▸ DATA FOR PROCESSING

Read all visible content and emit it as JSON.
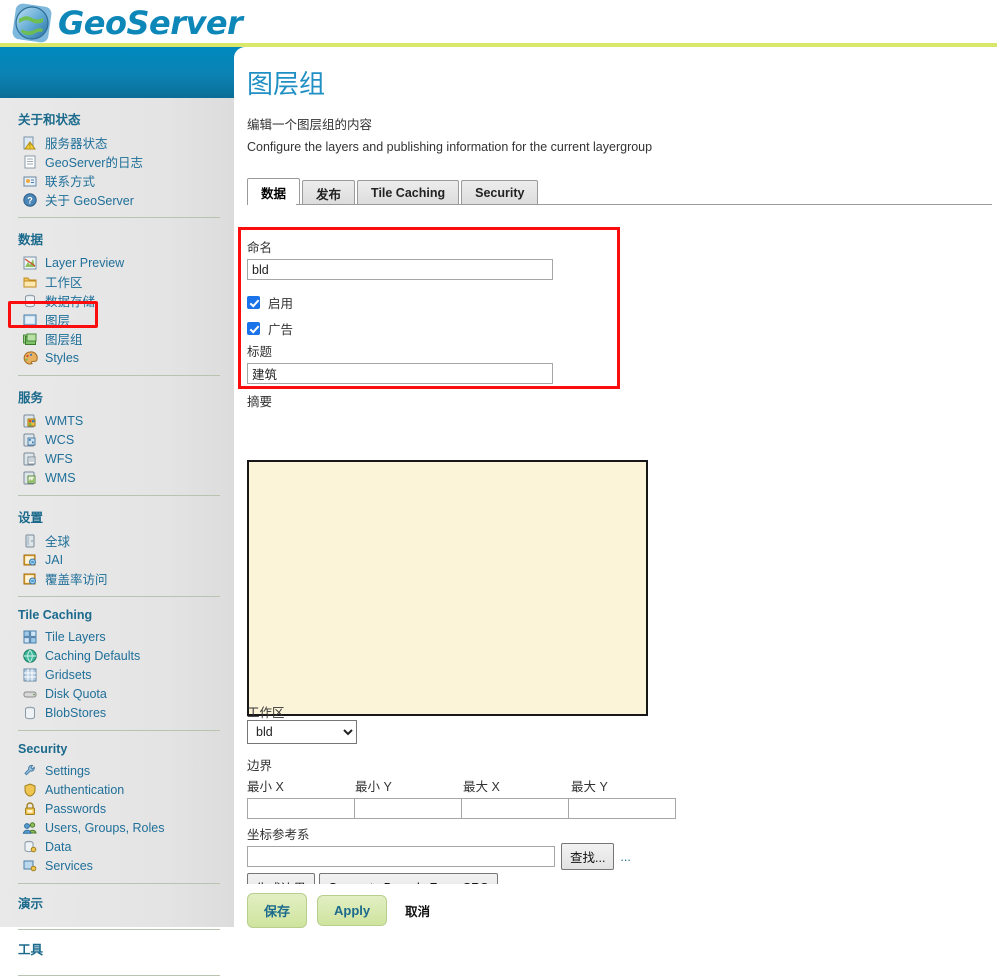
{
  "brand": {
    "name": "GeoServer",
    "logo_icon": "globe-icon",
    "accent": "#0d86b8",
    "banner_green": "#d9e86b",
    "banner_blue": "#0089bd"
  },
  "sidebar": {
    "sections": [
      {
        "title": "关于和状态",
        "items": [
          {
            "label": "服务器状态",
            "icon": "server-status-icon"
          },
          {
            "label": "GeoServer的日志",
            "icon": "document-icon"
          },
          {
            "label": "联系方式",
            "icon": "contact-card-icon"
          },
          {
            "label": "关于 GeoServer",
            "icon": "info-icon"
          }
        ]
      },
      {
        "title": "数据",
        "items": [
          {
            "label": "Layer Preview",
            "icon": "layer-preview-icon"
          },
          {
            "label": "工作区",
            "icon": "folder-icon"
          },
          {
            "label": "数据存储",
            "icon": "database-icon"
          },
          {
            "label": "图层",
            "icon": "layer-icon"
          },
          {
            "label": "图层组",
            "icon": "layer-group-icon"
          },
          {
            "label": "Styles",
            "icon": "palette-icon"
          }
        ]
      },
      {
        "title": "服务",
        "items": [
          {
            "label": "WMTS",
            "icon": "service-icon"
          },
          {
            "label": "WCS",
            "icon": "service-icon"
          },
          {
            "label": "WFS",
            "icon": "service-icon"
          },
          {
            "label": "WMS",
            "icon": "service-icon"
          }
        ]
      },
      {
        "title": "设置",
        "items": [
          {
            "label": "全球",
            "icon": "globe-settings-icon"
          },
          {
            "label": "JAI",
            "icon": "jai-icon"
          },
          {
            "label": "覆盖率访问",
            "icon": "coverage-icon"
          }
        ]
      },
      {
        "title": "Tile Caching",
        "items": [
          {
            "label": "Tile Layers",
            "icon": "tile-layers-icon"
          },
          {
            "label": "Caching Defaults",
            "icon": "caching-globe-icon"
          },
          {
            "label": "Gridsets",
            "icon": "grid-icon"
          },
          {
            "label": "Disk Quota",
            "icon": "disk-icon"
          },
          {
            "label": "BlobStores",
            "icon": "blobstore-icon"
          }
        ]
      },
      {
        "title": "Security",
        "items": [
          {
            "label": "Settings",
            "icon": "wrench-icon"
          },
          {
            "label": "Authentication",
            "icon": "shield-icon"
          },
          {
            "label": "Passwords",
            "icon": "lock-icon"
          },
          {
            "label": "Users, Groups, Roles",
            "icon": "users-icon"
          },
          {
            "label": "Data",
            "icon": "data-key-icon"
          },
          {
            "label": "Services",
            "icon": "services-key-icon"
          }
        ]
      }
    ],
    "plain_sections": [
      {
        "title": "演示"
      },
      {
        "title": "工具"
      }
    ],
    "highlight_color": "#fc0d0d"
  },
  "page": {
    "title": "图层组",
    "subtitle_cn": "编辑一个图层组的内容",
    "subtitle_en": "Configure the layers and publishing information for the current layergroup"
  },
  "tabs": [
    {
      "label": "数据",
      "active": true
    },
    {
      "label": "发布",
      "active": false
    },
    {
      "label": "Tile Caching",
      "active": false
    },
    {
      "label": "Security",
      "active": false
    }
  ],
  "form": {
    "name_label": "命名",
    "name_value": "bld",
    "enabled_label": "启用",
    "enabled_checked": true,
    "advertised_label": "广告",
    "advertised_checked": true,
    "title_label": "标题",
    "title_value": "建筑",
    "abstract_label": "摘要",
    "abstract_value": "",
    "workspace_label": "工作区",
    "workspace_value": "bld",
    "bounds_label": "边界",
    "bounds_headers": [
      "最小 X",
      "最小 Y",
      "最大 X",
      "最大 Y"
    ],
    "bounds_values": [
      "",
      "",
      "",
      ""
    ],
    "crs_label": "坐标参考系",
    "crs_value": "",
    "crs_find_button": "查找...",
    "crs_more": "...",
    "generate_bounds_button": "生成边界",
    "generate_bounds_crs_button": "Generate Bounds From CRS",
    "highlight_color": "#fc0d0d"
  },
  "actions": {
    "save_label": "保存",
    "apply_label": "Apply",
    "cancel_label": "取消"
  }
}
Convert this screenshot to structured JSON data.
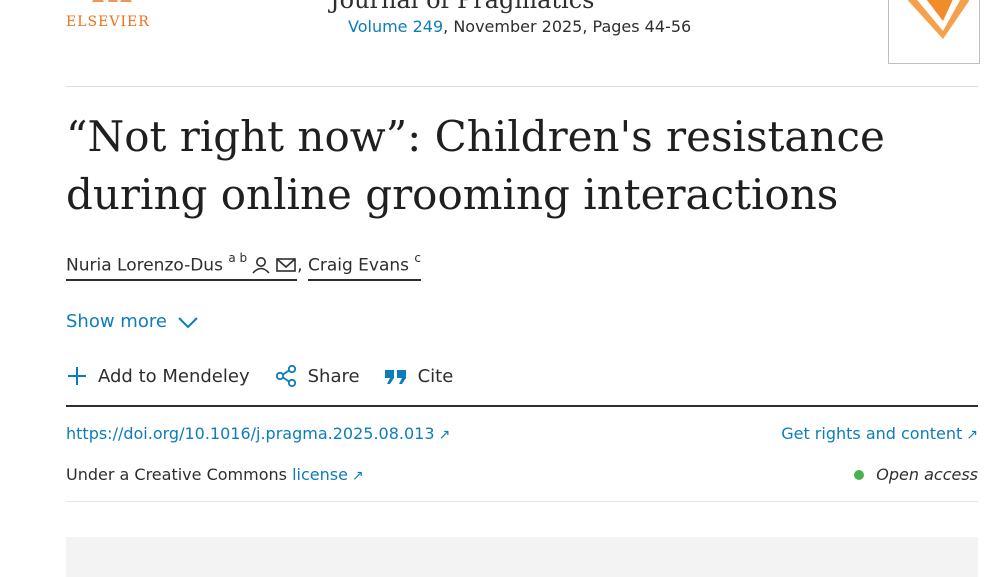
{
  "header": {
    "publisher": "ELSEVIER",
    "journal_partial": "Journal of Pragmatics",
    "volume_link": "Volume 249",
    "issue_rest": ", November 2025, Pages 44-56"
  },
  "article": {
    "title": "“Not right now”: Children's resistance during online grooming interactions",
    "authors": [
      {
        "name": "Nuria Lorenzo-Dus",
        "affil": "a b"
      },
      {
        "name": "Craig Evans",
        "affil": "c"
      }
    ],
    "author_sep": ",",
    "show_more": "Show more"
  },
  "actions": {
    "mendeley": "Add to Mendeley",
    "share": "Share",
    "cite": "Cite"
  },
  "links": {
    "doi": "https://doi.org/10.1016/j.pragma.2025.08.013",
    "rights": "Get rights and content",
    "license_prefix": "Under a Creative Commons",
    "license_link": "license",
    "open_access": "Open access",
    "external_arrow": "↗"
  },
  "colors": {
    "link": "#0c7dbb",
    "brand": "#e9711c",
    "open_access_dot": "#4caf50"
  },
  "icons": [
    "person-icon",
    "mail-icon",
    "chevron-down-icon",
    "plus-icon",
    "share-icon",
    "quote-icon",
    "external-link-icon"
  ]
}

▸ GOAL OF THE EXERCISE
Omit every picture, and otherwise quote the entries exactly.

▸ ANSWER TO THIS TASK
Read all visible content and emit it as JSON.
{
  "brand": {
    "name": "GeoServer",
    "logo_icon": "globe-icon",
    "accent": "#0d86b8",
    "banner_green": "#d9e86b",
    "banner_blue": "#0089bd"
  },
  "sidebar": {
    "sections": [
      {
        "title": "关于和状态",
        "items": [
          {
            "label": "服务器状态",
            "icon": "server-status-icon"
          },
          {
            "label": "GeoServer的日志",
            "icon": "document-icon"
          },
          {
            "label": "联系方式",
            "icon": "contact-card-icon"
          },
          {
            "label": "关于 GeoServer",
            "icon": "info-icon"
          }
        ]
      },
      {
        "title": "数据",
        "items": [
          {
            "label": "Layer Preview",
            "icon": "layer-preview-icon"
          },
          {
            "label": "工作区",
            "icon": "folder-icon"
          },
          {
            "label": "数据存储",
            "icon": "database-icon"
          },
          {
            "label": "图层",
            "icon": "layer-icon"
          },
          {
            "label": "图层组",
            "icon": "layer-group-icon"
          },
          {
            "label": "Styles",
            "icon": "palette-icon"
          }
        ]
      },
      {
        "title": "服务",
        "items": [
          {
            "label": "WMTS",
            "icon": "service-icon"
          },
          {
            "label": "WCS",
            "icon": "service-icon"
          },
          {
            "label": "WFS",
            "icon": "service-icon"
          },
          {
            "label": "WMS",
            "icon": "service-icon"
          }
        ]
      },
      {
        "title": "设置",
        "items": [
          {
            "label": "全球",
            "icon": "globe-settings-icon"
          },
          {
            "label": "JAI",
            "icon": "jai-icon"
          },
          {
            "label": "覆盖率访问",
            "icon": "coverage-icon"
          }
        ]
      },
      {
        "title": "Tile Caching",
        "items": [
          {
            "label": "Tile Layers",
            "icon": "tile-layers-icon"
          },
          {
            "label": "Caching Defaults",
            "icon": "caching-globe-icon"
          },
          {
            "label": "Gridsets",
            "icon": "grid-icon"
          },
          {
            "label": "Disk Quota",
            "icon": "disk-icon"
          },
          {
            "label": "BlobStores",
            "icon": "blobstore-icon"
          }
        ]
      },
      {
        "title": "Security",
        "items": [
          {
            "label": "Settings",
            "icon": "wrench-icon"
          },
          {
            "label": "Authentication",
            "icon": "shield-icon"
          },
          {
            "label": "Passwords",
            "icon": "lock-icon"
          },
          {
            "label": "Users, Groups, Roles",
            "icon": "users-icon"
          },
          {
            "label": "Data",
            "icon": "data-key-icon"
          },
          {
            "label": "Services",
            "icon": "services-key-icon"
          }
        ]
      }
    ],
    "plain_sections": [
      {
        "title": "演示"
      },
      {
        "title": "工具"
      }
    ],
    "highlight_color": "#fc0d0d"
  },
  "page": {
    "title": "图层组",
    "subtitle_cn": "编辑一个图层组的内容",
    "subtitle_en": "Configure the layers and publishing information for the current layergroup"
  },
  "tabs": [
    {
      "label": "数据",
      "active": true
    },
    {
      "label": "发布",
      "active": false
    },
    {
      "label": "Tile Caching",
      "active": false
    },
    {
      "label": "Security",
      "active": false
    }
  ],
  "form": {
    "name_label": "命名",
    "name_value": "bld",
    "enabled_label": "启用",
    "enabled_checked": true,
    "advertised_label": "广告",
    "advertised_checked": true,
    "title_label": "标题",
    "title_value": "建筑",
    "abstract_label": "摘要",
    "abstract_value": "",
    "workspace_label": "工作区",
    "workspace_value": "bld",
    "bounds_label": "边界",
    "bounds_headers": [
      "最小 X",
      "最小 Y",
      "最大 X",
      "最大 Y"
    ],
    "bounds_values": [
      "",
      "",
      "",
      ""
    ],
    "crs_label": "坐标参考系",
    "crs_value": "",
    "crs_find_button": "查找...",
    "crs_more": "...",
    "generate_bounds_button": "生成边界",
    "generate_bounds_crs_button": "Generate Bounds From CRS",
    "highlight_color": "#fc0d0d"
  },
  "actions": {
    "save_label": "保存",
    "apply_label": "Apply",
    "cancel_label": "取消"
  }
}
Convert this screenshot to structured JSON data.
{
  "header": {
    "publisher": "ELSEVIER",
    "journal_partial": "Journal of Pragmatics",
    "volume_link": "Volume 249",
    "issue_rest": ", November 2025, Pages 44-56"
  },
  "article": {
    "title": "“Not right now”: Children's resistance during online grooming interactions",
    "authors": [
      {
        "name": "Nuria Lorenzo-Dus",
        "affil": "a b"
      },
      {
        "name": "Craig Evans",
        "affil": "c"
      }
    ],
    "author_sep": ",",
    "show_more": "Show more"
  },
  "actions": {
    "mendeley": "Add to Mendeley",
    "share": "Share",
    "cite": "Cite"
  },
  "links": {
    "doi": "https://doi.org/10.1016/j.pragma.2025.08.013",
    "rights": "Get rights and content",
    "license_prefix": "Under a Creative Commons",
    "license_link": "license",
    "open_access": "Open access",
    "external_arrow": "↗"
  },
  "colors": {
    "link": "#0c7dbb",
    "brand": "#e9711c",
    "open_access_dot": "#4caf50"
  },
  "icons": [
    "person-icon",
    "mail-icon",
    "chevron-down-icon",
    "plus-icon",
    "share-icon",
    "quote-icon",
    "external-link-icon"
  ]
}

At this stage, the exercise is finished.